BEGIN Listed records

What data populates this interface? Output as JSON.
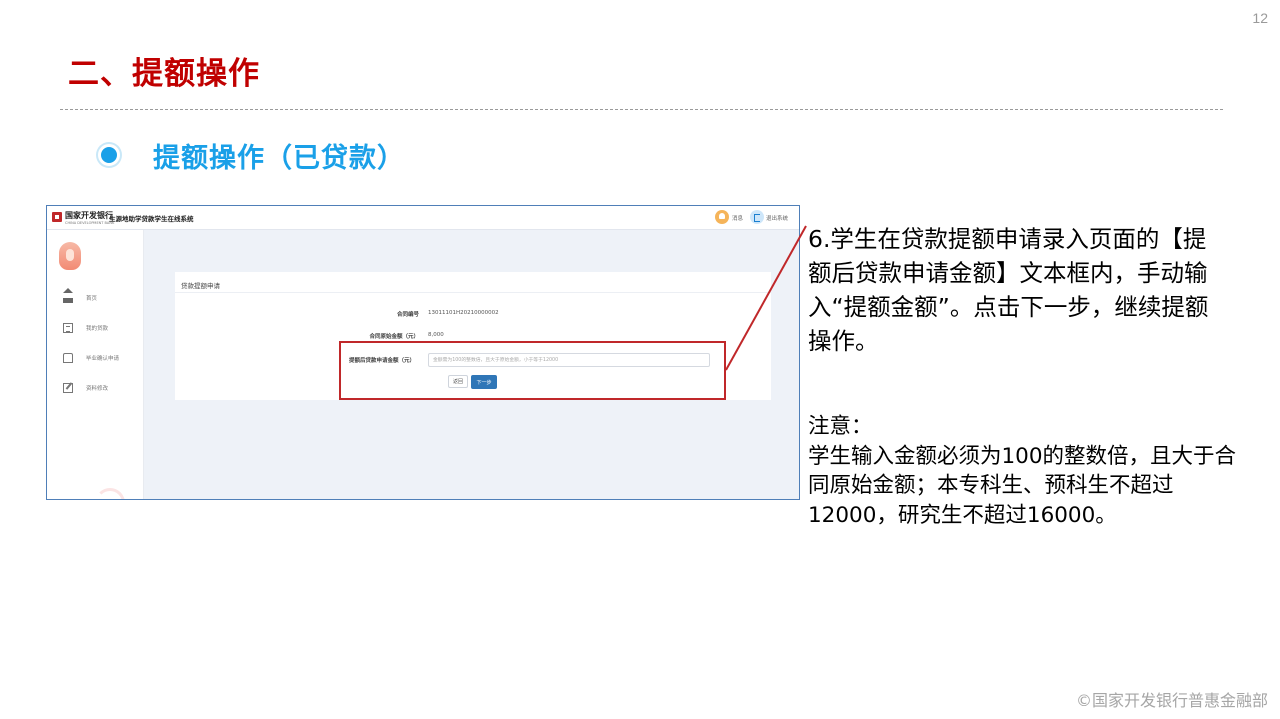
{
  "page_number": "12",
  "slide_title": "二、提额操作",
  "section_title": "提额操作（已贷款）",
  "screenshot": {
    "brand_name": "国家开发银行",
    "brand_sub": "CHINA DEVELOPMENT BANK",
    "system_name": "生源地助学贷款学生在线系统",
    "header": {
      "message_label": "消息",
      "logout_label": "退出系统"
    },
    "sidebar": {
      "items": [
        {
          "label": "首页",
          "icon": "home-icon"
        },
        {
          "label": "我的贷款",
          "icon": "document-icon"
        },
        {
          "label": "毕业确认申请",
          "icon": "graduation-icon"
        },
        {
          "label": "资料修改",
          "icon": "edit-icon"
        }
      ]
    },
    "form": {
      "title": "贷款提额申请",
      "contract_number_label": "合同编号",
      "contract_number_value": "13011101H20210000002",
      "original_amount_label": "合同原始金额（元）",
      "original_amount_value": "8,000",
      "increase_amount_label": "提额后贷款申请金额（元）",
      "increase_amount_value": "",
      "increase_amount_placeholder": "金额需为100的整数倍，且大于原始金额，小于等于12000",
      "back_label": "返回",
      "next_label": "下一步"
    }
  },
  "instruction": "6.学生在贷款提额申请录入页面的【提额后贷款申请金额】文本框内，手动输入“提额金额”。点击下一步，继续提额操作。",
  "note": {
    "heading": "注意：",
    "body": "学生输入金额必须为100的整数倍，且大于合同原始金额；本专科生、预科生不超过12000，研究生不超过16000。"
  },
  "footer": "©国家开发银行普惠金融部",
  "colors": {
    "title_red": "#c00000",
    "accent_blue": "#1aa0e8",
    "highlight_red": "#c0282a",
    "button_blue": "#2f76b7"
  }
}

END Listed records

→ **Exercise instructions**:
Extract the entries in full, exactly as they are, minus the pictures.

→ **The reply**:
What data populates this interface? Output as JSON.
{
  "page_number": "12",
  "slide_title": "二、提额操作",
  "section_title": "提额操作（已贷款）",
  "screenshot": {
    "brand_name": "国家开发银行",
    "brand_sub": "CHINA DEVELOPMENT BANK",
    "system_name": "生源地助学贷款学生在线系统",
    "header": {
      "message_label": "消息",
      "logout_label": "退出系统"
    },
    "sidebar": {
      "items": [
        {
          "label": "首页",
          "icon": "home-icon"
        },
        {
          "label": "我的贷款",
          "icon": "document-icon"
        },
        {
          "label": "毕业确认申请",
          "icon": "graduation-icon"
        },
        {
          "label": "资料修改",
          "icon": "edit-icon"
        }
      ]
    },
    "form": {
      "title": "贷款提额申请",
      "contract_number_label": "合同编号",
      "contract_number_value": "13011101H20210000002",
      "original_amount_label": "合同原始金额（元）",
      "original_amount_value": "8,000",
      "increase_amount_label": "提额后贷款申请金额（元）",
      "increase_amount_value": "",
      "increase_amount_placeholder": "金额需为100的整数倍，且大于原始金额，小于等于12000",
      "back_label": "返回",
      "next_label": "下一步"
    }
  },
  "instruction": "6.学生在贷款提额申请录入页面的【提额后贷款申请金额】文本框内，手动输入“提额金额”。点击下一步，继续提额操作。",
  "note": {
    "heading": "注意：",
    "body": "学生输入金额必须为100的整数倍，且大于合同原始金额；本专科生、预科生不超过12000，研究生不超过16000。"
  },
  "footer": "©国家开发银行普惠金融部",
  "colors": {
    "title_red": "#c00000",
    "accent_blue": "#1aa0e8",
    "highlight_red": "#c0282a",
    "button_blue": "#2f76b7"
  }
}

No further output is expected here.